* START RECORDED INFORMATION *
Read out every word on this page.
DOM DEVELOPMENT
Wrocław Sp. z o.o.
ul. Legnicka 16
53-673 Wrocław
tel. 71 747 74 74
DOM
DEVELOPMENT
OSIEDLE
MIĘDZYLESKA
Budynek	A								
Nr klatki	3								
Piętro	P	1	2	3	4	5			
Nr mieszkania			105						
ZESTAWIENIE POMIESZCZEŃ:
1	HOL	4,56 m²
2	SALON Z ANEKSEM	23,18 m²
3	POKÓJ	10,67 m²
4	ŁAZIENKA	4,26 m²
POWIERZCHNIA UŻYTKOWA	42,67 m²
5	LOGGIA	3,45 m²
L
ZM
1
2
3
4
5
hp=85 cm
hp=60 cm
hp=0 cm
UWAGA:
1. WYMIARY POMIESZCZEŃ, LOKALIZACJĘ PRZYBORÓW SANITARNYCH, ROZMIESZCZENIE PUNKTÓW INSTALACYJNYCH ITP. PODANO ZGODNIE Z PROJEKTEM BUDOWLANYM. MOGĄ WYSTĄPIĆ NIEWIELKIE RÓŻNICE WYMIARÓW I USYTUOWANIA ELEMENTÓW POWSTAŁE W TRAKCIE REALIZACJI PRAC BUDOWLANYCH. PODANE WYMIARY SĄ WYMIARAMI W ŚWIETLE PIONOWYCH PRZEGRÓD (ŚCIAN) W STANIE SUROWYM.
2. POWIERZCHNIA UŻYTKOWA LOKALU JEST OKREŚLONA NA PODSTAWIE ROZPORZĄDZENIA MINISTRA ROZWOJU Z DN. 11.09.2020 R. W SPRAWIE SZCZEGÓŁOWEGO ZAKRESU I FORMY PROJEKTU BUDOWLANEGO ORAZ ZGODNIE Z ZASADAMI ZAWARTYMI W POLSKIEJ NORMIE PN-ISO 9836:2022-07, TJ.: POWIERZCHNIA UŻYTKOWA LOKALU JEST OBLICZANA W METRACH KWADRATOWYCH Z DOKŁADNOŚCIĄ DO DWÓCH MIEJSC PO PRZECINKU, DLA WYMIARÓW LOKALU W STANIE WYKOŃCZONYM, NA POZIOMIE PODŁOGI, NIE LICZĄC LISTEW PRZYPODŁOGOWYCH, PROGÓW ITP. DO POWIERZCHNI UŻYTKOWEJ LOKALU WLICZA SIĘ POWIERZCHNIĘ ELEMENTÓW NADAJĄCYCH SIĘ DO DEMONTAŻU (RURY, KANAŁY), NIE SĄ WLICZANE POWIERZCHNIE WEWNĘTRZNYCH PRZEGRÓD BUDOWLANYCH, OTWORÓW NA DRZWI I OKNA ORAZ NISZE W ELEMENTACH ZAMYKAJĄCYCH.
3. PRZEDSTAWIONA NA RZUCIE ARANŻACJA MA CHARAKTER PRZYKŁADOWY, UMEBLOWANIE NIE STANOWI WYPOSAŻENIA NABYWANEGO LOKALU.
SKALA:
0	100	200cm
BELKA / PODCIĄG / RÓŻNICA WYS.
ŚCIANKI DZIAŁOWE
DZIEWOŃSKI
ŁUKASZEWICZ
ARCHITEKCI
* END RECORDED INFORMATION *
EXERCISE -
Choose all lines containing the string "POMIESZCZEŃ" and copy them out.

EXERCISE OUTPUT -
ZESTAWIENIE POMIESZCZEŃ:
1. WYMIARY POMIESZCZEŃ, LOKALIZACJĘ PRZYBORÓW SANITARNYCH, ROZMIESZCZENIE PUNKTÓW INSTALACYJNYCH ITP. PODANO ZGODNIE Z PROJEKTEM BUDOWLANYM. MOGĄ WYSTĄPIĆ NIEWIELKIE RÓŻNICE WYMIARÓW I USYTUOWANIA ELEMENTÓW POWSTAŁE W TRAKCIE REALIZACJI PRAC BUDOWLANYCH. PODANE WYMIARY SĄ WYMIARAMI W ŚWIETLE PIONOWYCH PRZEGRÓD (ŚCIAN) W STANIE SUROWYM.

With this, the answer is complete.